[RAW RECORDS]
········

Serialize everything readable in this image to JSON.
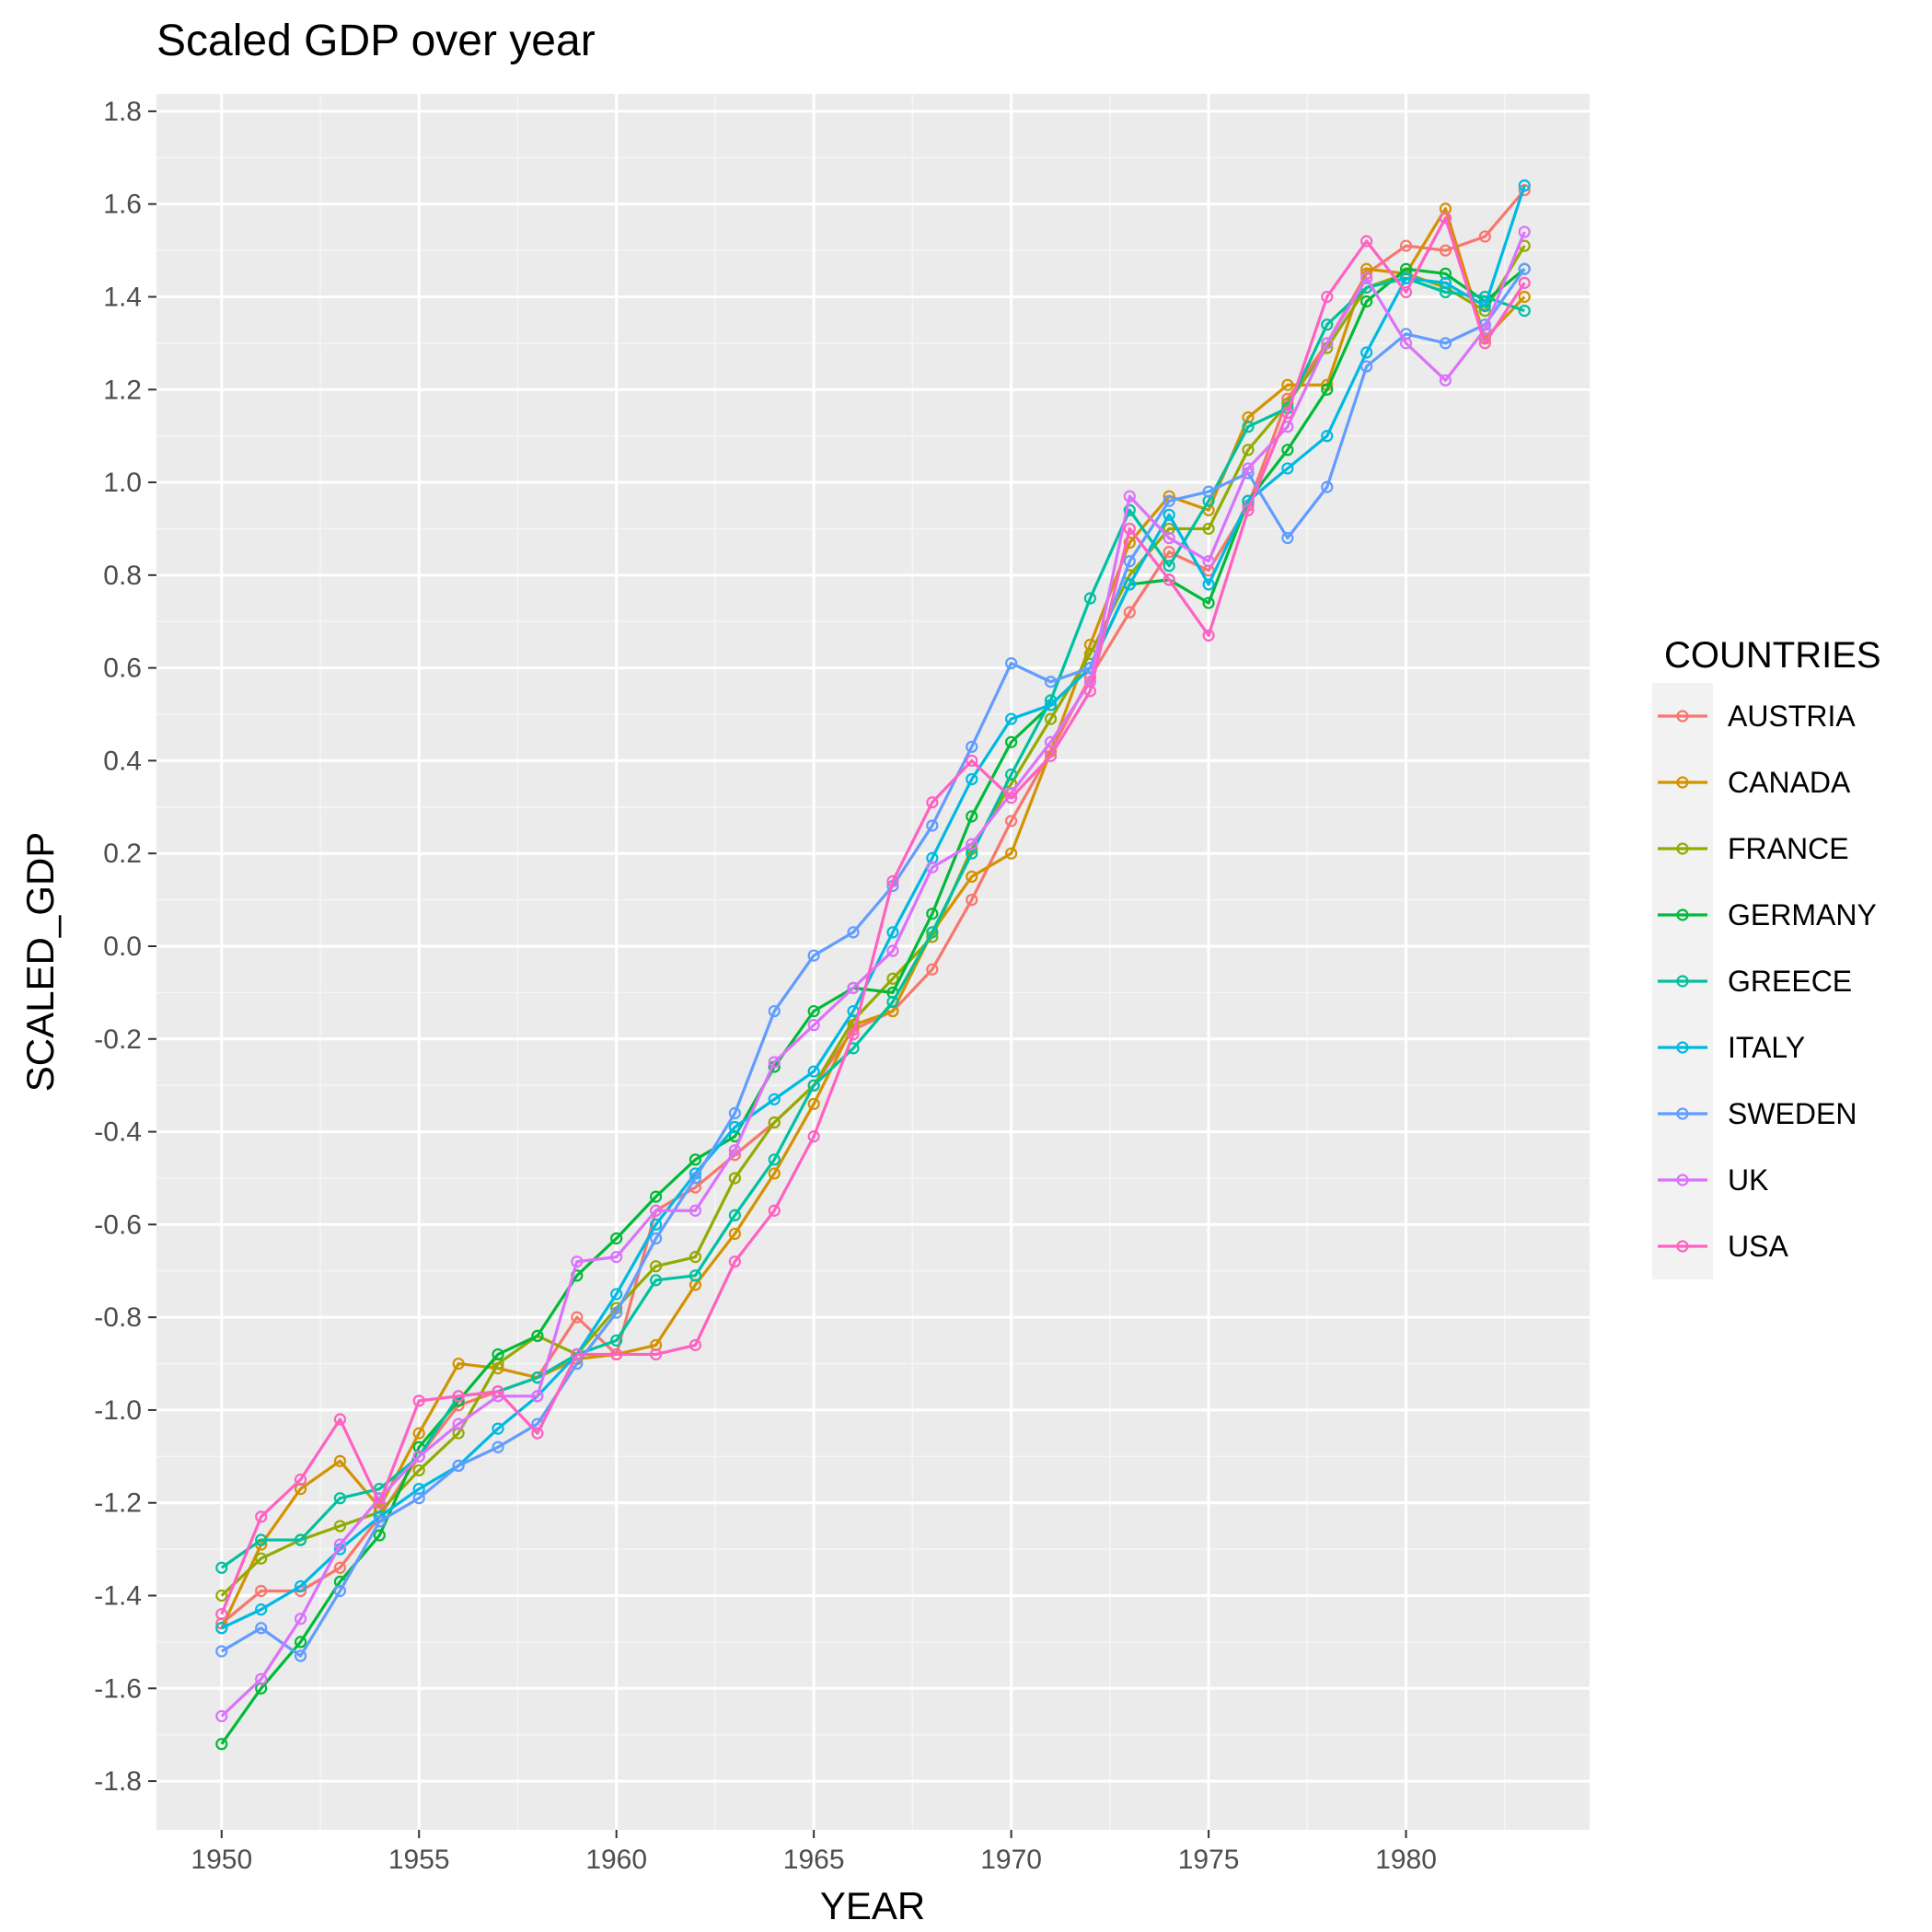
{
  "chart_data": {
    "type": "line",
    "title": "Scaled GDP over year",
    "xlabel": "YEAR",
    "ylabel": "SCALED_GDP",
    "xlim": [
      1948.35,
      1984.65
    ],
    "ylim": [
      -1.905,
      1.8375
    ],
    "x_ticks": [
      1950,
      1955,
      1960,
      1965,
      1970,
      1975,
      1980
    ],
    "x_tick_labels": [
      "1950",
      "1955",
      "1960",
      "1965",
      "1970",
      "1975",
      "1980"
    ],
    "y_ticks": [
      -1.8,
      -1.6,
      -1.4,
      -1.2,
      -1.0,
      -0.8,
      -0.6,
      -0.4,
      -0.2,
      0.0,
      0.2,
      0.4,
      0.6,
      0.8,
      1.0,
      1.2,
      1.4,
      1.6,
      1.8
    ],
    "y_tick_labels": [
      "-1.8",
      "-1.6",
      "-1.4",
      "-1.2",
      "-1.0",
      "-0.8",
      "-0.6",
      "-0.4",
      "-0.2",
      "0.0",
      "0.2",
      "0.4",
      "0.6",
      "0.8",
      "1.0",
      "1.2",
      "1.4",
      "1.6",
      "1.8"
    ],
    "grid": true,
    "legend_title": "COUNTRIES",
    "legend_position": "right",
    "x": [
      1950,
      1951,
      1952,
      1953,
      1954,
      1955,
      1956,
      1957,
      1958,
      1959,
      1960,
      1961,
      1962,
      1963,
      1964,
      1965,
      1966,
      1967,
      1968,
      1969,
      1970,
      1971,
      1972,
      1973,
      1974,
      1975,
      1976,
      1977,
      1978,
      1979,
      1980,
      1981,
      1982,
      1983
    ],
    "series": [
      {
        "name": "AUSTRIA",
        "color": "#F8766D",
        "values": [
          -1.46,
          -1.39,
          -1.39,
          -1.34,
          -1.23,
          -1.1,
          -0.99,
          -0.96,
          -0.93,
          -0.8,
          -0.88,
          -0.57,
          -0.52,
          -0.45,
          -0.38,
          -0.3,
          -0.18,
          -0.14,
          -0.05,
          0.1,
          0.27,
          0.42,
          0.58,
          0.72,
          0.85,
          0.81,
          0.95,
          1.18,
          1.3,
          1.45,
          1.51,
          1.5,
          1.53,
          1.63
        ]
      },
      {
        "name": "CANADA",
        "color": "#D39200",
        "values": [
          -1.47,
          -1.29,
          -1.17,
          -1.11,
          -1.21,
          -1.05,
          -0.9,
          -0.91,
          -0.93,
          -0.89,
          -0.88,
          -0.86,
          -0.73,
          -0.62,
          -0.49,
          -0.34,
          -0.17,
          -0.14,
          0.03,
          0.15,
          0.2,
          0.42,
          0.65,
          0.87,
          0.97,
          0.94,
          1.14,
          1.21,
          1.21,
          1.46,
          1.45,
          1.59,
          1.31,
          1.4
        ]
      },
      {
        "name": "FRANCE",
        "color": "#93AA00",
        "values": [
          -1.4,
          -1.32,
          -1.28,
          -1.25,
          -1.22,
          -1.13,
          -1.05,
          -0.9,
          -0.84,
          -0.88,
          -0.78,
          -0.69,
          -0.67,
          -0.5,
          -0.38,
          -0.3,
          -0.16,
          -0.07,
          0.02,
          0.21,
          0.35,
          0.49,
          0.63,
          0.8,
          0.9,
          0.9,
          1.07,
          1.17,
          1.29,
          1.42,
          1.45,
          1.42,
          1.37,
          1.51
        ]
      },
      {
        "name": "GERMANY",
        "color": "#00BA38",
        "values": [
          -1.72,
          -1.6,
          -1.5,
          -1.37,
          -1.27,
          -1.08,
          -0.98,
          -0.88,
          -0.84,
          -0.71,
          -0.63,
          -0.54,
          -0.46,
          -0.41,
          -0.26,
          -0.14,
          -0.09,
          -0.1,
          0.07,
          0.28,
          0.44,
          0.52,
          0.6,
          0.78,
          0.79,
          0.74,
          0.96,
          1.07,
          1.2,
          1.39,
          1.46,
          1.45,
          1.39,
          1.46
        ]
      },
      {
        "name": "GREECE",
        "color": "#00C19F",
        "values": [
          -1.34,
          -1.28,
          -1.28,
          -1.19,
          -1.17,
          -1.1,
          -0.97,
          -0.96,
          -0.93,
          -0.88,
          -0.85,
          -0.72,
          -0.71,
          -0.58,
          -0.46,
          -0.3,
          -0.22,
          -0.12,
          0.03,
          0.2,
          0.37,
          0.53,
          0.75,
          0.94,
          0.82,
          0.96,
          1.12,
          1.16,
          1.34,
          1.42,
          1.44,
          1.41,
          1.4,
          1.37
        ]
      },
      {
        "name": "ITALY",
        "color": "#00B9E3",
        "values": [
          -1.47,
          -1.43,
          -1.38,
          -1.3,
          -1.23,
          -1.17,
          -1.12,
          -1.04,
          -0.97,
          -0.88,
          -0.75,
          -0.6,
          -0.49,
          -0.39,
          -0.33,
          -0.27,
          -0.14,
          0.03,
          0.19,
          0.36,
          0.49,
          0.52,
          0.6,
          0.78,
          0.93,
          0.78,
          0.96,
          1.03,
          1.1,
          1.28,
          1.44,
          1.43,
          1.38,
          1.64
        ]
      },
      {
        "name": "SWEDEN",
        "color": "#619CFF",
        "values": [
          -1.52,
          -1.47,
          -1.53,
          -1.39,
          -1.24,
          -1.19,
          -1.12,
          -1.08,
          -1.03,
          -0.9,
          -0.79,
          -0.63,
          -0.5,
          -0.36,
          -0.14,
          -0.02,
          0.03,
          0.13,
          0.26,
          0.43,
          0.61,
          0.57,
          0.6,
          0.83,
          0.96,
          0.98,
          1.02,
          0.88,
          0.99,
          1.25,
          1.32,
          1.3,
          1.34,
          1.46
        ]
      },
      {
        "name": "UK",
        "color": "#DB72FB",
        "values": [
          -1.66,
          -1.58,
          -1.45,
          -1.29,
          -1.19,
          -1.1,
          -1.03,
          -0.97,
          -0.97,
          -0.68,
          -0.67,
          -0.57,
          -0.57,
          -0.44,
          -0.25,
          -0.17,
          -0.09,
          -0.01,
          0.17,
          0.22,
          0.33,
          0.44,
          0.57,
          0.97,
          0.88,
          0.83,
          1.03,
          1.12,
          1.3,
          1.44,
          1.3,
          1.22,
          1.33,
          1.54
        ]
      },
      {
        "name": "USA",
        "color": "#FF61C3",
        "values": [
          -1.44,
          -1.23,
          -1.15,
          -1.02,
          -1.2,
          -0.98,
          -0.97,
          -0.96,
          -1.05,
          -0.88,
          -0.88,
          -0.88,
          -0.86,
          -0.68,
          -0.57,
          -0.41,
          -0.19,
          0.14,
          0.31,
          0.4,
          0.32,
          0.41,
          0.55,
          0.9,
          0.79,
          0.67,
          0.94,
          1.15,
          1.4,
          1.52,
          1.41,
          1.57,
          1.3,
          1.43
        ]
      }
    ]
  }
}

········

[REQUIRED TASK]
How many of the lines in the listing above hold the word "name"? Report only that figure.

[RESULT OF THIS EXERCISE]
9